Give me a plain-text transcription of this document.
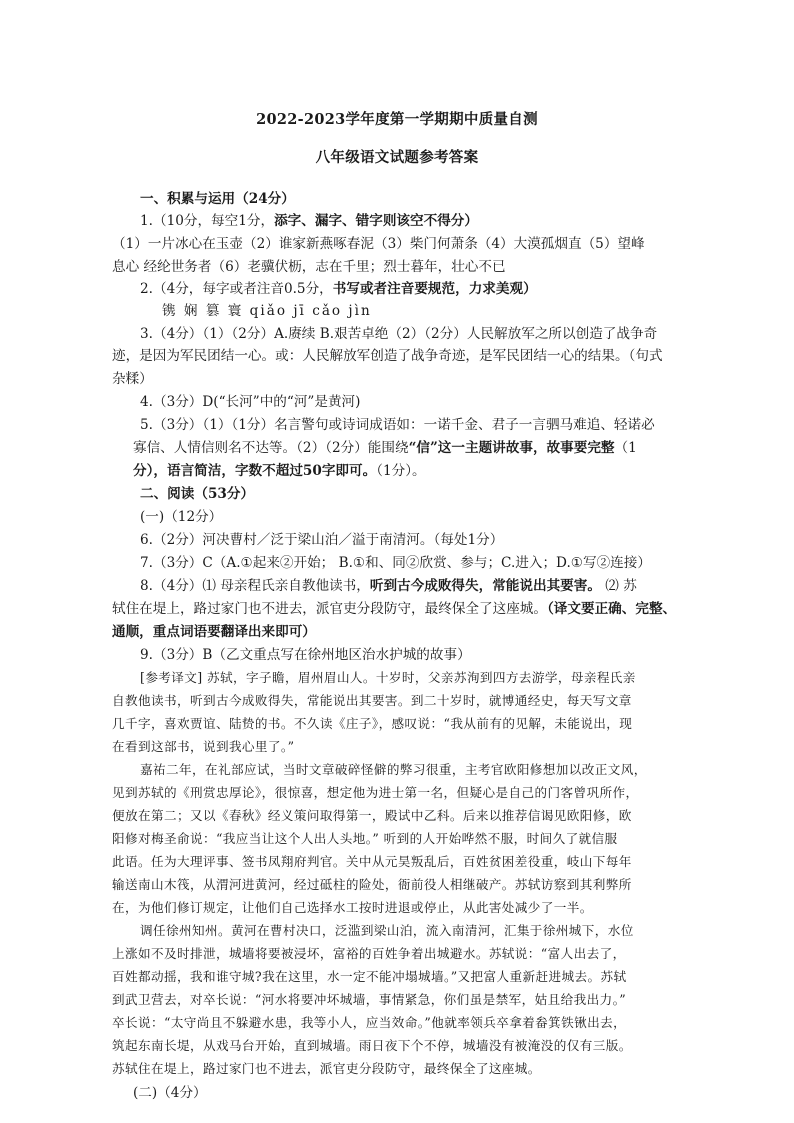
2022-2023学年度第一学期期中质量自测
八年级语文试题参考答案
一、积累与运用（24分）
1.（10分，每空1分，添字、漏字、错字则该空不得分）
（1）一片冰心在玉壶（2）谁家新燕啄春泥（3）柴门何萧条（4）大漠孤烟直（5）望峰
息心 经纶世务者（6）老骥伏枥，志在千里；烈士暮年，壮心不已
2.（4分，每字或者注音0.5分，书写或者注音要规范，力求美观）
镌 娴 篡 寰 qiǎo jī cǎo jìn
3.（4分）（1）（2分）A.赓续 B.艰苦卓绝（2）（2分）人民解放军之所以创造了战争奇
迹，是因为军民团结一心。或：人民解放军创造了战争奇迹，是军民团结一心的结果。（句式
杂糅）
4.（3分）D(“长河”中的“河”是黄河)
5.（3分）（1）（1分）名言警句或诗词成语如：一诺千金、君子一言驷马难追、轻诺必
寡信、人情信则名不达等。（2）（2分）能围绕“信”这一主题讲故事，故事要完整（1
分），语言简洁，字数不超过50字即可。（1分）。
二、阅读（53分）
(一)（12分）
6.（2分）河决曹村／泛于梁山泊／溢于南清河。（每处1分）
7.（3分）C（A.①起来②开始； B.①和、同②欣赏、参与；C.进入；D.①写②连接）
8.（4分）⑴ 母亲程氏亲自教他读书，听到古今成败得失，常能说出其要害。 ⑵ 苏
轼住在堤上，路过家门也不进去，派官吏分段防守，最终保全了这座城。（译文要正确、完整、
通顺，重点词语要翻译出来即可）
9.（3分）B（乙文重点写在徐州地区治水护城的故事）
[参考译文] 苏轼，字子瞻，眉州眉山人。十岁时，父亲苏洵到四方去游学，母亲程氏亲
自教他读书，听到古今成败得失，常能说出其要害。到二十岁时，就博通经史，每天写文章
几千字，喜欢贾谊、陆贽的书。不久读《庄子》，感叹说：“我从前有的见解，未能说出，现
在看到这部书，说到我心里了。”
嘉祐二年，在礼部应试，当时文章破碎怪僻的弊习很重，主考官欧阳修想加以改正文风，
见到苏轼的《刑赏忠厚论》，很惊喜，想定他为进士第一名，但疑心是自己的门客曾巩所作，
便放在第二；又以《春秋》经义策问取得第一，殿试中乙科。后来以推荐信谒见欧阳修，欧
阳修对梅圣俞说：“我应当让这个人出人头地。” 听到的人开始哗然不服，时间久了就信服
此语。任为大理评事、签书凤翔府判官。关中从元昊叛乱后，百姓贫困差役重，岐山下每年
输送南山木筏，从渭河进黄河，经过砥柱的险处，衙前役人相继破产。苏轼访察到其利弊所
在，为他们修订规定，让他们自己选择水工按时进退或停止，从此害处减少了一半。
调任徐州知州。黄河在曹村决口，泛滥到梁山泊，流入南清河，汇集于徐州城下，水位
上涨如不及时排泄，城墙将要被浸坏，富裕的百姓争着出城避水。苏轼说：“富人出去了，
百姓都动摇，我和谁守城?我在这里，水一定不能冲塌城墙。”又把富人重新赶进城去。苏轼
到武卫营去，对卒长说：“河水将要冲坏城墙，事情紧急，你们虽是禁军，姑且给我出力。”
卒长说：“太守尚且不躲避水患，我等小人，应当效命。”他就率领兵卒拿着畚箕铁锹出去，
筑起东南长堤，从戏马台开始，直到城墙。雨日夜下个不停，城墙没有被淹没的仅有三版。
苏轼住在堤上，路过家门也不进去，派官吏分段防守，最终保全了这座城。
(二)（4分）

Your objective
Quote everything in the listing above exactly; pictures are the only thing to omit.

The response
Give me a plain-text transcription of this document.
2022-2023学年度第一学期期中质量自测
八年级语文试题参考答案
一、积累与运用（24分）
1.（10分，每空1分，添字、漏字、错字则该空不得分）
（1）一片冰心在玉壶（2）谁家新燕啄春泥（3）柴门何萧条（4）大漠孤烟直（5）望峰
息心 经纶世务者（6）老骥伏枥，志在千里；烈士暮年，壮心不已
2.（4分，每字或者注音0.5分，书写或者注音要规范，力求美观）
镌 娴 篡 寰 qiǎo jī cǎo jìn
3.（4分）（1）（2分）A.赓续 B.艰苦卓绝（2）（2分）人民解放军之所以创造了战争奇
迹，是因为军民团结一心。或：人民解放军创造了战争奇迹，是军民团结一心的结果。（句式
杂糅）
4.（3分）D(“长河”中的“河”是黄河)
5.（3分）（1）（1分）名言警句或诗词成语如：一诺千金、君子一言驷马难追、轻诺必
寡信、人情信则名不达等。（2）（2分）能围绕“信”这一主题讲故事，故事要完整（1
分），语言简洁，字数不超过50字即可。（1分）。
二、阅读（53分）
(一)（12分）
6.（2分）河决曹村／泛于梁山泊／溢于南清河。（每处1分）
7.（3分）C（A.①起来②开始； B.①和、同②欣赏、参与；C.进入；D.①写②连接）
8.（4分）⑴ 母亲程氏亲自教他读书，听到古今成败得失，常能说出其要害。 ⑵ 苏
轼住在堤上，路过家门也不进去，派官吏分段防守，最终保全了这座城。（译文要正确、完整、
通顺，重点词语要翻译出来即可）
9.（3分）B（乙文重点写在徐州地区治水护城的故事）
[参考译文] 苏轼，字子瞻，眉州眉山人。十岁时，父亲苏洵到四方去游学，母亲程氏亲
自教他读书，听到古今成败得失，常能说出其要害。到二十岁时，就博通经史，每天写文章
几千字，喜欢贾谊、陆贽的书。不久读《庄子》，感叹说：“我从前有的见解，未能说出，现
在看到这部书，说到我心里了。”
嘉祐二年，在礼部应试，当时文章破碎怪僻的弊习很重，主考官欧阳修想加以改正文风，
见到苏轼的《刑赏忠厚论》，很惊喜，想定他为进士第一名，但疑心是自己的门客曾巩所作，
便放在第二；又以《春秋》经义策问取得第一，殿试中乙科。后来以推荐信谒见欧阳修，欧
阳修对梅圣俞说：“我应当让这个人出人头地。” 听到的人开始哗然不服，时间久了就信服
此语。任为大理评事、签书凤翔府判官。关中从元昊叛乱后，百姓贫困差役重，岐山下每年
输送南山木筏，从渭河进黄河，经过砥柱的险处，衙前役人相继破产。苏轼访察到其利弊所
在，为他们修订规定，让他们自己选择水工按时进退或停止，从此害处减少了一半。
调任徐州知州。黄河在曹村决口，泛滥到梁山泊，流入南清河，汇集于徐州城下，水位
上涨如不及时排泄，城墙将要被浸坏，富裕的百姓争着出城避水。苏轼说：“富人出去了，
百姓都动摇，我和谁守城?我在这里，水一定不能冲塌城墙。”又把富人重新赶进城去。苏轼
到武卫营去，对卒长说：“河水将要冲坏城墙，事情紧急，你们虽是禁军，姑且给我出力。”
卒长说：“太守尚且不躲避水患，我等小人，应当效命。”他就率领兵卒拿着畚箕铁锹出去，
筑起东南长堤，从戏马台开始，直到城墙。雨日夜下个不停，城墙没有被淹没的仅有三版。
苏轼住在堤上，路过家门也不进去，派官吏分段防守，最终保全了这座城。
(二)（4分）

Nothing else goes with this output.